Exercise task: Quote all entries in full, exactly.

[Records that describe figures]
-=-=-

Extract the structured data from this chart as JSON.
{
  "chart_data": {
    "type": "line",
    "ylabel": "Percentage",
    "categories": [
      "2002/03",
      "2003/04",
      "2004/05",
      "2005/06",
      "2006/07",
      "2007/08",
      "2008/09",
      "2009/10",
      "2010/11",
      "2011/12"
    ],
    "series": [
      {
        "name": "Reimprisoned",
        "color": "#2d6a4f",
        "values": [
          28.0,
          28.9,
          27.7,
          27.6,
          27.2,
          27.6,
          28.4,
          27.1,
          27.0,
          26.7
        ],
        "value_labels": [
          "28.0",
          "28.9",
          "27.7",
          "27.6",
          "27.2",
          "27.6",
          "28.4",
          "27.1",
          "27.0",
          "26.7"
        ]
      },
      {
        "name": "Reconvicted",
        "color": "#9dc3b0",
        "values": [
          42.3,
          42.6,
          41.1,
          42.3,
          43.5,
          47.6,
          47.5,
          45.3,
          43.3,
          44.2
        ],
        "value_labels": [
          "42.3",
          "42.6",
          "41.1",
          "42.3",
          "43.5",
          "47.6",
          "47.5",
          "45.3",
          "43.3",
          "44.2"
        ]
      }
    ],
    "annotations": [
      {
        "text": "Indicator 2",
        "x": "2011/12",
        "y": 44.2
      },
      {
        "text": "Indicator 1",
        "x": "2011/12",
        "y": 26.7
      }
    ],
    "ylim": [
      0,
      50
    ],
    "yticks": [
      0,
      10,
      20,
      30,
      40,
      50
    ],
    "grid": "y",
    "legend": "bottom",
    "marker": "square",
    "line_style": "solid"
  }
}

-=-=-

Solution to the problem:
Extract the structured data from this chart as JSON.
{
  "chart_data": {
    "type": "line",
    "ylabel": "Percentage",
    "categories": [
      "2002/03",
      "2003/04",
      "2004/05",
      "2005/06",
      "2006/07",
      "2007/08",
      "2008/09",
      "2009/10",
      "2010/11",
      "2011/12"
    ],
    "series": [
      {
        "name": "Reimprisoned",
        "color": "#2d6a4f",
        "values": [
          28.0,
          28.9,
          27.7,
          27.6,
          27.2,
          27.6,
          28.4,
          27.1,
          27.0,
          26.7
        ],
        "value_labels": [
          "28.0",
          "28.9",
          "27.7",
          "27.6",
          "27.2",
          "27.6",
          "28.4",
          "27.1",
          "27.0",
          "26.7"
        ]
      },
      {
        "name": "Reconvicted",
        "color": "#9dc3b0",
        "values": [
          42.3,
          42.6,
          41.1,
          42.3,
          43.5,
          47.6,
          47.5,
          45.3,
          43.3,
          44.2
        ],
        "value_labels": [
          "42.3",
          "42.6",
          "41.1",
          "42.3",
          "43.5",
          "47.6",
          "47.5",
          "45.3",
          "43.3",
          "44.2"
        ]
      }
    ],
    "annotations": [
      {
        "text": "Indicator 2",
        "x": "2011/12",
        "y": 44.2
      },
      {
        "text": "Indicator 1",
        "x": "2011/12",
        "y": 26.7
      }
    ],
    "ylim": [
      0,
      50
    ],
    "yticks": [
      0,
      10,
      20,
      30,
      40,
      50
    ],
    "grid": "y",
    "legend": "bottom",
    "marker": "square",
    "line_style": "solid"
  }
}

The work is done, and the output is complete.